* **AIM**:
Repeat exactly the lines of the listing from the line containing "Output the text content of this document." through its last line, and nothing beyond them.

▼▼▼

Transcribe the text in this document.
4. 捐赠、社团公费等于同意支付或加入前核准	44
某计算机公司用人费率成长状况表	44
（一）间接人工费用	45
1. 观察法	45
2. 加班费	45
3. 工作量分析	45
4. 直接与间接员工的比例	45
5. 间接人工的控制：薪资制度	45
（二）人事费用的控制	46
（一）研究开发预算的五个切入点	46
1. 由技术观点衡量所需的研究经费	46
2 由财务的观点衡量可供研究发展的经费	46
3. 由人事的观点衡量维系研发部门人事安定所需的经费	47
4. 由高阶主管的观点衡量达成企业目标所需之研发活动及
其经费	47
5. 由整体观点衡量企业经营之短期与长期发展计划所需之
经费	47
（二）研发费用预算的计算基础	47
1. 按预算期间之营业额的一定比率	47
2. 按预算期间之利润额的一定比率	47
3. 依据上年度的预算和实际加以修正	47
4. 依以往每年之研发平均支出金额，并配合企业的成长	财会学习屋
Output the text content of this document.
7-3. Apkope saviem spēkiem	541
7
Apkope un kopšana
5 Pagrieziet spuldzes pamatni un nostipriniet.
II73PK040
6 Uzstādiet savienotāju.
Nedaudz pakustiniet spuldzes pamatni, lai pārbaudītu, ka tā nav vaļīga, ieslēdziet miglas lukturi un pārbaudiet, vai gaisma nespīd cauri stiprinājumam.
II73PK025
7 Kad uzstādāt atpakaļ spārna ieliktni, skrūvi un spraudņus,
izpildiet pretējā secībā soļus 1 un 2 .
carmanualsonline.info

▲▲▲

* **EXERCISE ANSWER**:
Output the text content of this document.
7-3. Apkope saviem spēkiem	541
7
Apkope un kopšana
5 Pagrieziet spuldzes pamatni un nostipriniet.
II73PK040
6 Uzstādiet savienotāju.
Nedaudz pakustiniet spuldzes pamatni, lai pārbaudītu, ka tā nav vaļīga, ieslēdziet miglas lukturi un pārbaudiet, vai gaisma nespīd cauri stiprinājumam.
II73PK025
7 Kad uzstādāt atpakaļ spārna ieliktni, skrūvi un spraudņus,
izpildiet pretējā secībā soļus 1 un 2 .
carmanualsonline.info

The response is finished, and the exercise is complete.